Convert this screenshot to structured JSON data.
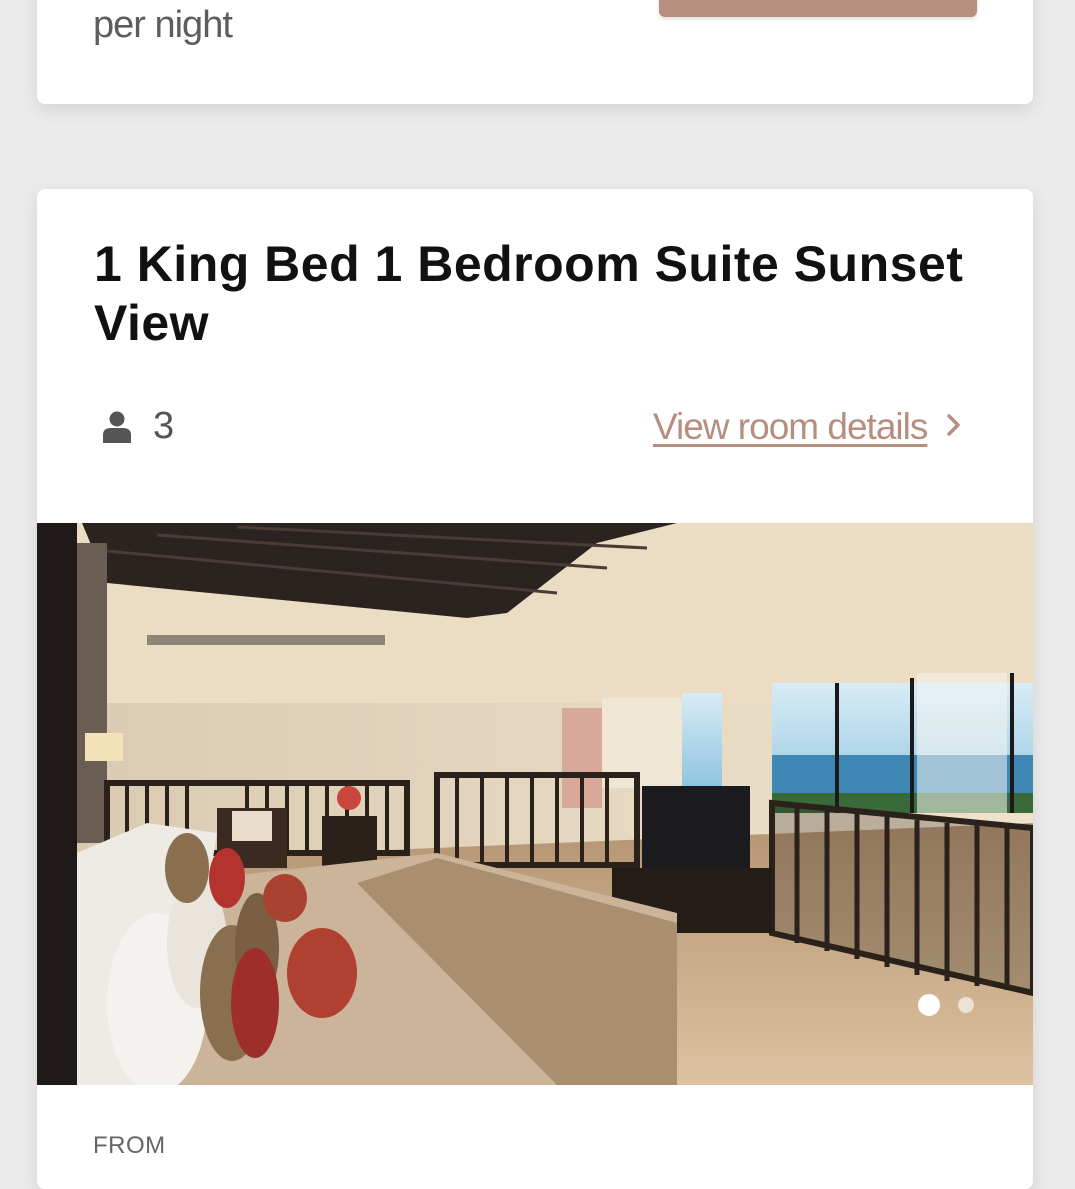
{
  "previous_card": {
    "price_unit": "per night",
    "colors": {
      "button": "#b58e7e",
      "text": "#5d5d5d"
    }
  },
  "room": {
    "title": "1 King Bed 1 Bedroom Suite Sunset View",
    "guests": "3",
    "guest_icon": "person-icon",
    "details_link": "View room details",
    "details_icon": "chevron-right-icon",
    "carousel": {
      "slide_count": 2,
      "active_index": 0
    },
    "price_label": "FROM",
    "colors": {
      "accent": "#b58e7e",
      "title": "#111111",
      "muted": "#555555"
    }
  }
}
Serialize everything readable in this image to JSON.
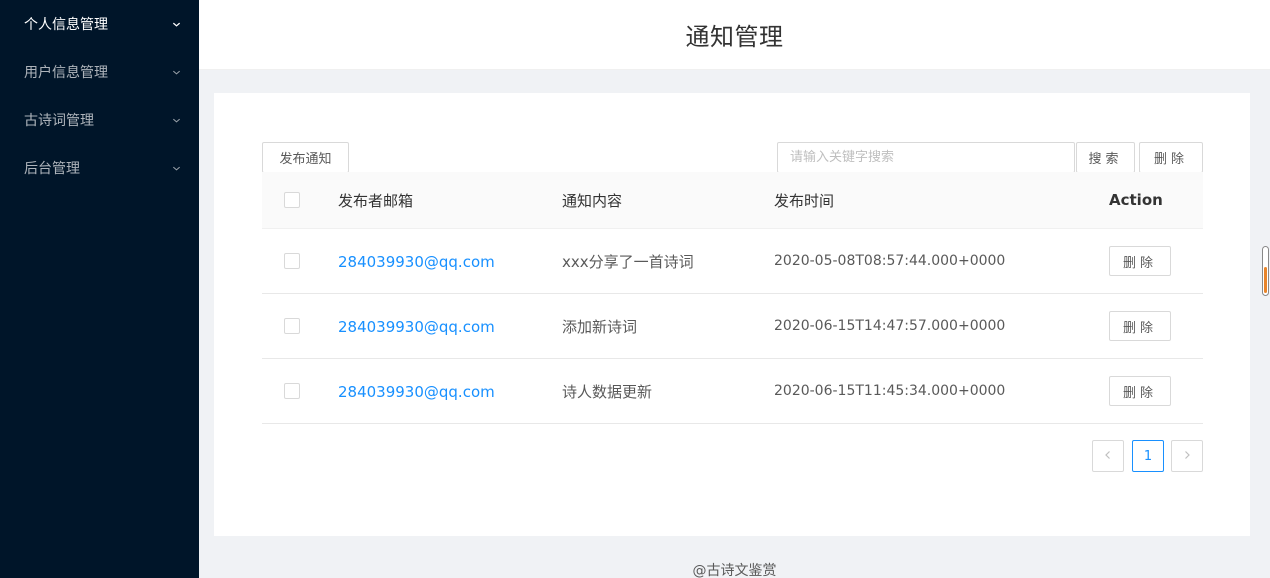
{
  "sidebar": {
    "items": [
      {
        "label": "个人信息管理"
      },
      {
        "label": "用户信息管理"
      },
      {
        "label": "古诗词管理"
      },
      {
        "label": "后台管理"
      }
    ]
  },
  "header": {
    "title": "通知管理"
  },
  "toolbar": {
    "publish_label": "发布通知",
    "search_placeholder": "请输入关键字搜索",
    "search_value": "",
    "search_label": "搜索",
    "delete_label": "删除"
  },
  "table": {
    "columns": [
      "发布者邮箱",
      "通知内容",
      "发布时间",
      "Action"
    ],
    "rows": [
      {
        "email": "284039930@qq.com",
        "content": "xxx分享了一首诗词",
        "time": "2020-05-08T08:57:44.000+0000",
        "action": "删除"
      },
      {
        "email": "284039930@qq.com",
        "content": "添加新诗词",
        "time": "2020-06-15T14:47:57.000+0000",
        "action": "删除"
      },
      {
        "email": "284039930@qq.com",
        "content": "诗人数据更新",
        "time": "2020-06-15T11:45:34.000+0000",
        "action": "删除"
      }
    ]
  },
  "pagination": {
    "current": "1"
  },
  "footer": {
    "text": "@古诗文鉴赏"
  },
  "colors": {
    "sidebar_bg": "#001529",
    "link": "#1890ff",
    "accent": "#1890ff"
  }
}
——————
Pick up at the line that holds "Serialize everything readable" and restate each line, word for word, through the last line of the entries. Include both end lines but none of the pictures.

Serialize everything readable in this image to JSON.
{
  "sidebar": {
    "items": [
      {
        "label": "个人信息管理"
      },
      {
        "label": "用户信息管理"
      },
      {
        "label": "古诗词管理"
      },
      {
        "label": "后台管理"
      }
    ]
  },
  "header": {
    "title": "通知管理"
  },
  "toolbar": {
    "publish_label": "发布通知",
    "search_placeholder": "请输入关键字搜索",
    "search_value": "",
    "search_label": "搜索",
    "delete_label": "删除"
  },
  "table": {
    "columns": [
      "发布者邮箱",
      "通知内容",
      "发布时间",
      "Action"
    ],
    "rows": [
      {
        "email": "284039930@qq.com",
        "content": "xxx分享了一首诗词",
        "time": "2020-05-08T08:57:44.000+0000",
        "action": "删除"
      },
      {
        "email": "284039930@qq.com",
        "content": "添加新诗词",
        "time": "2020-06-15T14:47:57.000+0000",
        "action": "删除"
      },
      {
        "email": "284039930@qq.com",
        "content": "诗人数据更新",
        "time": "2020-06-15T11:45:34.000+0000",
        "action": "删除"
      }
    ]
  },
  "pagination": {
    "current": "1"
  },
  "footer": {
    "text": "@古诗文鉴赏"
  },
  "colors": {
    "sidebar_bg": "#001529",
    "link": "#1890ff",
    "accent": "#1890ff"
  }
}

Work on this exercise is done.